Write out all lines holding the word "JSON".

※

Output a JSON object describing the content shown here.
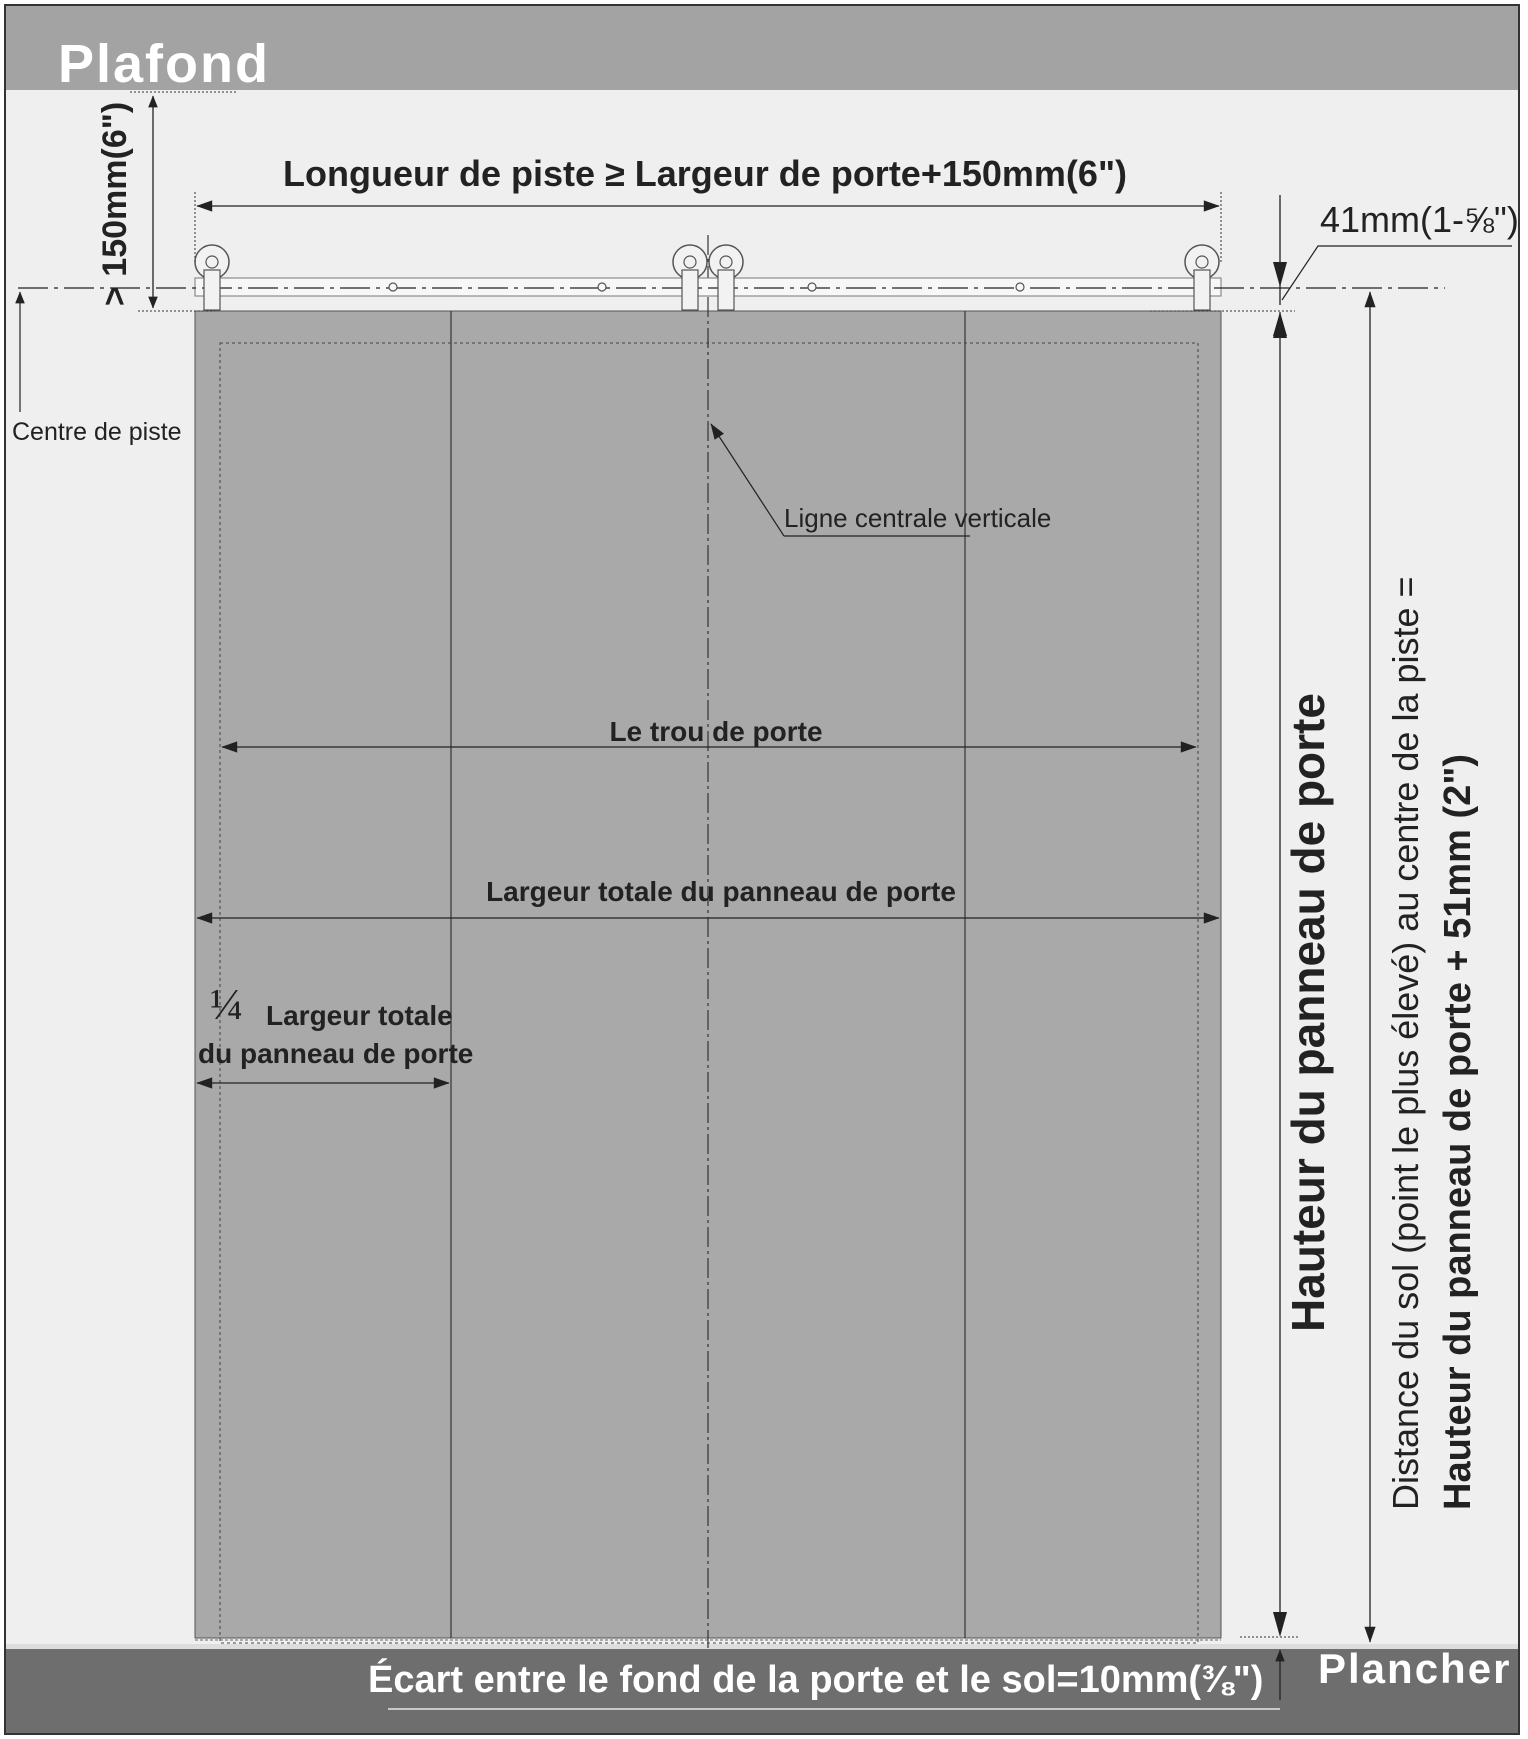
{
  "labels": {
    "ceiling": "Plafond",
    "floor": "Plancher",
    "track_length": "Longueur de piste ≥ Largeur de porte+150mm(6\")",
    "top_clearance": "> 150mm(6\")",
    "track_profile": "41mm(1-⅝\")",
    "track_center": "Centre de piste",
    "vertical_centerline": "Ligne centrale verticale",
    "door_opening": "Le trou de porte",
    "total_panel_width": "Largeur totale du panneau de porte",
    "quarter_fraction": "¼",
    "quarter_line1": "Largeur totale",
    "quarter_line2": "du panneau de porte",
    "panel_height": "Hauteur du panneau de porte",
    "distance_line1": "Distance du sol (point le plus élevé) au centre de la piste =",
    "distance_line2": "Hauteur du panneau de porte + 51mm (2\")",
    "floor_gap": "Écart entre le fond de la porte et le sol=10mm(⅜\")"
  },
  "colors": {
    "ceiling_band": "#a3a3a3",
    "floor_band": "#6e6e6e",
    "wall": "#efefef",
    "door_panel": "#a9a9a9",
    "line": "#222222",
    "hardware": "#f2f2f2",
    "band_text": "#ffffff"
  }
}
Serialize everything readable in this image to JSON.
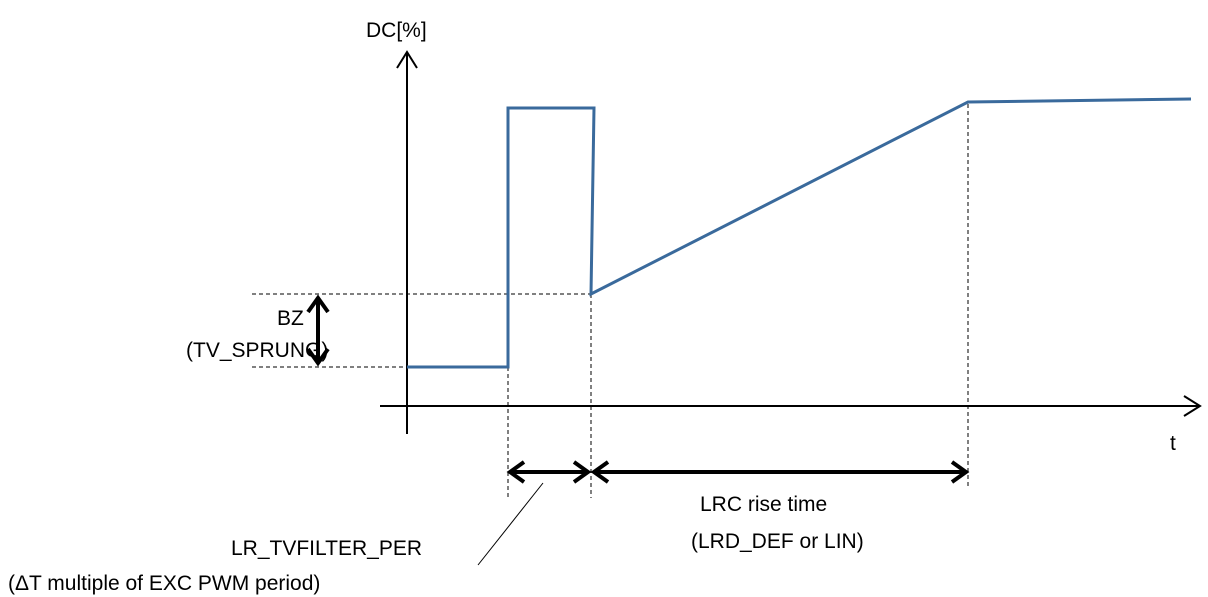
{
  "axes": {
    "y_label": "DC[%]",
    "x_label": "t"
  },
  "annotations": {
    "bz_label": "BZ",
    "bz_param": "(TV_SPRUNG)",
    "filter_label": "LR_TVFILTER_PER",
    "filter_note": "(ΔT multiple of EXC PWM period)",
    "rise_label": "LRC rise time",
    "rise_param": "(LRD_DEF or LIN)"
  },
  "colors": {
    "signal": "#3a6a9c",
    "axis": "#000000"
  }
}
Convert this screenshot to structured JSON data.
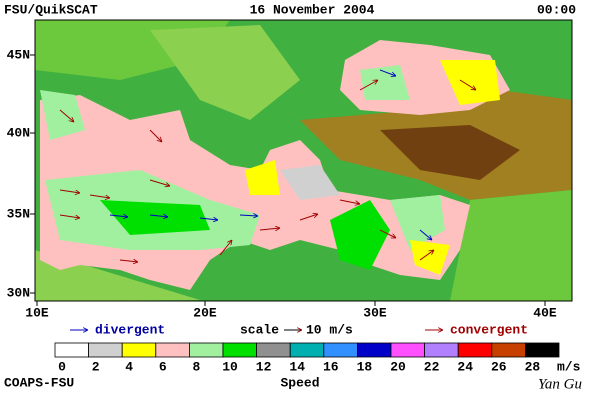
{
  "header": {
    "left": "FSU/QuikSCAT",
    "center": "16 November 2004",
    "right": "00:00"
  },
  "map": {
    "lon_labels": [
      "10E",
      "20E",
      "30E",
      "40E"
    ],
    "lat_labels": [
      "30N",
      "35N",
      "40N",
      "45N"
    ]
  },
  "legend": {
    "divergent": "divergent",
    "scale": "scale",
    "scale_value": "10 m/s",
    "convergent": "convergent"
  },
  "colorbar": {
    "colors": [
      "#ffffff",
      "#d0d0d0",
      "#ffff00",
      "#ffc0c0",
      "#a0f0a0",
      "#00e000",
      "#909090",
      "#00b0b0",
      "#3090ff",
      "#0000c8",
      "#ff50ff",
      "#b080ff",
      "#ff0000",
      "#c84000",
      "#000000"
    ],
    "labels": [
      0,
      2,
      4,
      6,
      8,
      10,
      12,
      14,
      16,
      18,
      20,
      22,
      24,
      26,
      28
    ],
    "unit": "m/s",
    "title": "Speed"
  },
  "footer": {
    "left": "COAPS-FSU",
    "right": "Yan Gu"
  }
}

※

- EXPECTED ANSWER
Output a JSON object describing the content shown here.
Serialize everything readable in this image to JSON.
Convert this screenshot to structured JSON data.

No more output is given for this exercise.